§ Problem to work on
In the listing below, locate the lines bearing the word "родителей". Copy every one of them.

(Stored data)
-*-

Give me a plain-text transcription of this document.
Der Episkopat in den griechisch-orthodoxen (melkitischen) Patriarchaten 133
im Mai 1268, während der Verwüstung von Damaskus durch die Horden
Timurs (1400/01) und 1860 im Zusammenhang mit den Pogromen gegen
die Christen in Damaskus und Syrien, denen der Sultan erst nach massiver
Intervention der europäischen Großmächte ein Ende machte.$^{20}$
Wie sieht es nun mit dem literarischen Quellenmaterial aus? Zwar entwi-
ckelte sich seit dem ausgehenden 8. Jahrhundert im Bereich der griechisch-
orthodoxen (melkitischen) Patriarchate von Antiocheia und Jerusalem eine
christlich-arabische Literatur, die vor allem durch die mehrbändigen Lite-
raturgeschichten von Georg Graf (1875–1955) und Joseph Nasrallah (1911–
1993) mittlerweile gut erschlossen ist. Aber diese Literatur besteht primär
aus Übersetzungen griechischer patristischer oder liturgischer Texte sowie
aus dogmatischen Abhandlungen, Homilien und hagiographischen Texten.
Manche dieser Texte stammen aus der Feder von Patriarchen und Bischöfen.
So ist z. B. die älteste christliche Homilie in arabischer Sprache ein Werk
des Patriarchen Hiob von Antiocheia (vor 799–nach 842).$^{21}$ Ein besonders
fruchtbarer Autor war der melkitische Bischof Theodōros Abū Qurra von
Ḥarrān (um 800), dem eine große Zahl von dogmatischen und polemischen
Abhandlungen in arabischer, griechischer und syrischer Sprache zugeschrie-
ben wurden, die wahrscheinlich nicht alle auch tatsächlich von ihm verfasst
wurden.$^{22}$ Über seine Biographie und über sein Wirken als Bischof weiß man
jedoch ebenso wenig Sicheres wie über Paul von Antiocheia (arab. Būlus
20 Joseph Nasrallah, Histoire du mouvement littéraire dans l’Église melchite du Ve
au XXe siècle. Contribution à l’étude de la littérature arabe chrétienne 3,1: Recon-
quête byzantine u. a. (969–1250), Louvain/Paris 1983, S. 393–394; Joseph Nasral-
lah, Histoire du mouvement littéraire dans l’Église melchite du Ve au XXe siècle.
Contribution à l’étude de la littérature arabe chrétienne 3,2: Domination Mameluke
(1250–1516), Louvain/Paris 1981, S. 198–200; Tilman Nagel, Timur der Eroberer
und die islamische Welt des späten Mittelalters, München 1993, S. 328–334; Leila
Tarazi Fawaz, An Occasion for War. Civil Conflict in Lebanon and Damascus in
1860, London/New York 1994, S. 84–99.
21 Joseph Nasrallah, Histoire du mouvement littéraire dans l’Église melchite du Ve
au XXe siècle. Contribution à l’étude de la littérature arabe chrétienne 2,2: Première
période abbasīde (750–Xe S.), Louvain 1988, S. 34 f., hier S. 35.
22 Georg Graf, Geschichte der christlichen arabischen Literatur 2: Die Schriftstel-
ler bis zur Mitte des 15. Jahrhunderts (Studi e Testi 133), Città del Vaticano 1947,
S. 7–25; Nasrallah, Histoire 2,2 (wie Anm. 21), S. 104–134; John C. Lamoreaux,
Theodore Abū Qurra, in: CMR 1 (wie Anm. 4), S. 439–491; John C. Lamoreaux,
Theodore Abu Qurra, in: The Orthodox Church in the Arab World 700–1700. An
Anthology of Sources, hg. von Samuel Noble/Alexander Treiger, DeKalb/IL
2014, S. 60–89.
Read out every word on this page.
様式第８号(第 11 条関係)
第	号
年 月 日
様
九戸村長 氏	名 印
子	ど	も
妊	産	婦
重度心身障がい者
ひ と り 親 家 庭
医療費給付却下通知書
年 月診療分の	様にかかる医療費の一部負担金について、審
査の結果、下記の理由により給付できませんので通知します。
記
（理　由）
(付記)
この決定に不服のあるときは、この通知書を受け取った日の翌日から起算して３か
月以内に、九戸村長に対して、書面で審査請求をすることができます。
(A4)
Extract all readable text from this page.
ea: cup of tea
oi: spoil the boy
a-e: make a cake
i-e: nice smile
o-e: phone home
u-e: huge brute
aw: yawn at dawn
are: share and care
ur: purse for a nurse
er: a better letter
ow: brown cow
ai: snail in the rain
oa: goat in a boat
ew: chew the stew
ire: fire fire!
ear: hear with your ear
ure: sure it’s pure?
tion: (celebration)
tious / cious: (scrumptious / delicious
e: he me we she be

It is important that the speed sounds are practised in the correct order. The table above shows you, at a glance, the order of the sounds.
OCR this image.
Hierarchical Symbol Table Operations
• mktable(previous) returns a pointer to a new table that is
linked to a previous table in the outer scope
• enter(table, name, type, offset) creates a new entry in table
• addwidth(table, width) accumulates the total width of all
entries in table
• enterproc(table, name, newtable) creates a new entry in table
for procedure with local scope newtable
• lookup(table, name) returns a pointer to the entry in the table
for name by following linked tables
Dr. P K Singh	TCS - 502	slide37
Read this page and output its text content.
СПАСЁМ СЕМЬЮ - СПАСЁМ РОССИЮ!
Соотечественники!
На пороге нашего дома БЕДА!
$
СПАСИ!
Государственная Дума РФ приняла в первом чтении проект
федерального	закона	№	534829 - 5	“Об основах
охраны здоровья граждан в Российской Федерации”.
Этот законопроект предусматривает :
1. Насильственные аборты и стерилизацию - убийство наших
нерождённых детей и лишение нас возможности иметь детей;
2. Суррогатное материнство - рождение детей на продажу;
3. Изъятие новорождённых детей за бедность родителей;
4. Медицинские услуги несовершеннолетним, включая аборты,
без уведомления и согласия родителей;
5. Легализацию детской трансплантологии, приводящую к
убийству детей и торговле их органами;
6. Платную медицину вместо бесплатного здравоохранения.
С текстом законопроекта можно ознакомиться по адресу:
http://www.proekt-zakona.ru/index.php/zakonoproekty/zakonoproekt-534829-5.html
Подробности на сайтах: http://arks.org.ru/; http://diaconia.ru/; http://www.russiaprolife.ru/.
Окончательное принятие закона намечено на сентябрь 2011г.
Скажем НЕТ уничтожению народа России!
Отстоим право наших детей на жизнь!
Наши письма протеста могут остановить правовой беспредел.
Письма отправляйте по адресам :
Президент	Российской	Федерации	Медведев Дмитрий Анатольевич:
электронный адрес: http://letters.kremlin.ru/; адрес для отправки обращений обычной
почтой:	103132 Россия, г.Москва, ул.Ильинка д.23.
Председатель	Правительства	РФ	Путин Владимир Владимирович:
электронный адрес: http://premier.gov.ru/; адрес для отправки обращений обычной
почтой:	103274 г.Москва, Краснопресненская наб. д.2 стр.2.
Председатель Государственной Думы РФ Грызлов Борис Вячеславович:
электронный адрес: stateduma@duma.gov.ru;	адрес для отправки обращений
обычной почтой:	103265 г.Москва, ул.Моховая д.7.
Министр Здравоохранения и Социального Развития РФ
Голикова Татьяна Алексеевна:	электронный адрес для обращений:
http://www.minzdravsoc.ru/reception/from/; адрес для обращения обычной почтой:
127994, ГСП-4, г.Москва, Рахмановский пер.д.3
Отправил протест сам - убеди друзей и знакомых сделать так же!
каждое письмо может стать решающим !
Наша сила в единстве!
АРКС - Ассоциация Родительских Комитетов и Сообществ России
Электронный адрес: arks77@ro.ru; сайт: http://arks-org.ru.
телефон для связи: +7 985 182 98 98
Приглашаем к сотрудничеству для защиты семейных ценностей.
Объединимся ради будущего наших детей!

-*-

§ Answer to the task
3. Изъятие новорождённых детей за бедность родителей;
без уведомления и согласия родителей;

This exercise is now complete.